• [Data for this exercise]

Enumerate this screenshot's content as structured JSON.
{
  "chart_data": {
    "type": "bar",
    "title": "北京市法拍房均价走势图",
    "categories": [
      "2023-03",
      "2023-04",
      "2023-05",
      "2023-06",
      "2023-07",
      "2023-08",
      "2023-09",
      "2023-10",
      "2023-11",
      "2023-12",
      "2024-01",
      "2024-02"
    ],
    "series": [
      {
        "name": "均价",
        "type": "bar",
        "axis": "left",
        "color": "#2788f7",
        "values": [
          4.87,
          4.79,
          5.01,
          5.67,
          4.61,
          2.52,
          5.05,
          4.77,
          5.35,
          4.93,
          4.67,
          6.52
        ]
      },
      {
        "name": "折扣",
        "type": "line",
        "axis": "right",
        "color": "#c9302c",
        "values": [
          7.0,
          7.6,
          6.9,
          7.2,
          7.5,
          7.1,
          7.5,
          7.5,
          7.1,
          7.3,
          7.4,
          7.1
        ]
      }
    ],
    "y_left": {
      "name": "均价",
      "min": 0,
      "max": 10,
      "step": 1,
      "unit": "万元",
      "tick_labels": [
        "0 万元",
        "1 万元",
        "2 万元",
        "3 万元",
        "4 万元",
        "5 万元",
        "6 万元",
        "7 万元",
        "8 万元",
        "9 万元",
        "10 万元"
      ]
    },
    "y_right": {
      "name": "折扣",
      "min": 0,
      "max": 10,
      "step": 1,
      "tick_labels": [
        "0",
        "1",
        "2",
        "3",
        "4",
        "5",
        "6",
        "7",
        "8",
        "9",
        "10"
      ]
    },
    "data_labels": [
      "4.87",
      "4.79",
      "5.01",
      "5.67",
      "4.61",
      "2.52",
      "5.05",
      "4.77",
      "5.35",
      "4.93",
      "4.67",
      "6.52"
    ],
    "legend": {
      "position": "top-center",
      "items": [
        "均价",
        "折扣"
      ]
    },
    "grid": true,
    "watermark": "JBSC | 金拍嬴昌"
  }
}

• [Problem statement] Provide an exact reproduction of all the entries shown above.

• [Answer to the exercise]
Enumerate this screenshot's content as structured JSON.
{
  "chart_data": {
    "type": "bar",
    "title": "北京市法拍房均价走势图",
    "categories": [
      "2023-03",
      "2023-04",
      "2023-05",
      "2023-06",
      "2023-07",
      "2023-08",
      "2023-09",
      "2023-10",
      "2023-11",
      "2023-12",
      "2024-01",
      "2024-02"
    ],
    "series": [
      {
        "name": "均价",
        "type": "bar",
        "axis": "left",
        "color": "#2788f7",
        "values": [
          4.87,
          4.79,
          5.01,
          5.67,
          4.61,
          2.52,
          5.05,
          4.77,
          5.35,
          4.93,
          4.67,
          6.52
        ]
      },
      {
        "name": "折扣",
        "type": "line",
        "axis": "right",
        "color": "#c9302c",
        "values": [
          7.0,
          7.6,
          6.9,
          7.2,
          7.5,
          7.1,
          7.5,
          7.5,
          7.1,
          7.3,
          7.4,
          7.1
        ]
      }
    ],
    "y_left": {
      "name": "均价",
      "min": 0,
      "max": 10,
      "step": 1,
      "unit": "万元",
      "tick_labels": [
        "0 万元",
        "1 万元",
        "2 万元",
        "3 万元",
        "4 万元",
        "5 万元",
        "6 万元",
        "7 万元",
        "8 万元",
        "9 万元",
        "10 万元"
      ]
    },
    "y_right": {
      "name": "折扣",
      "min": 0,
      "max": 10,
      "step": 1,
      "tick_labels": [
        "0",
        "1",
        "2",
        "3",
        "4",
        "5",
        "6",
        "7",
        "8",
        "9",
        "10"
      ]
    },
    "data_labels": [
      "4.87",
      "4.79",
      "5.01",
      "5.67",
      "4.61",
      "2.52",
      "5.05",
      "4.77",
      "5.35",
      "4.93",
      "4.67",
      "6.52"
    ],
    "legend": {
      "position": "top-center",
      "items": [
        "均价",
        "折扣"
      ]
    },
    "grid": true,
    "watermark": "JBSC | 金拍嬴昌"
  }
}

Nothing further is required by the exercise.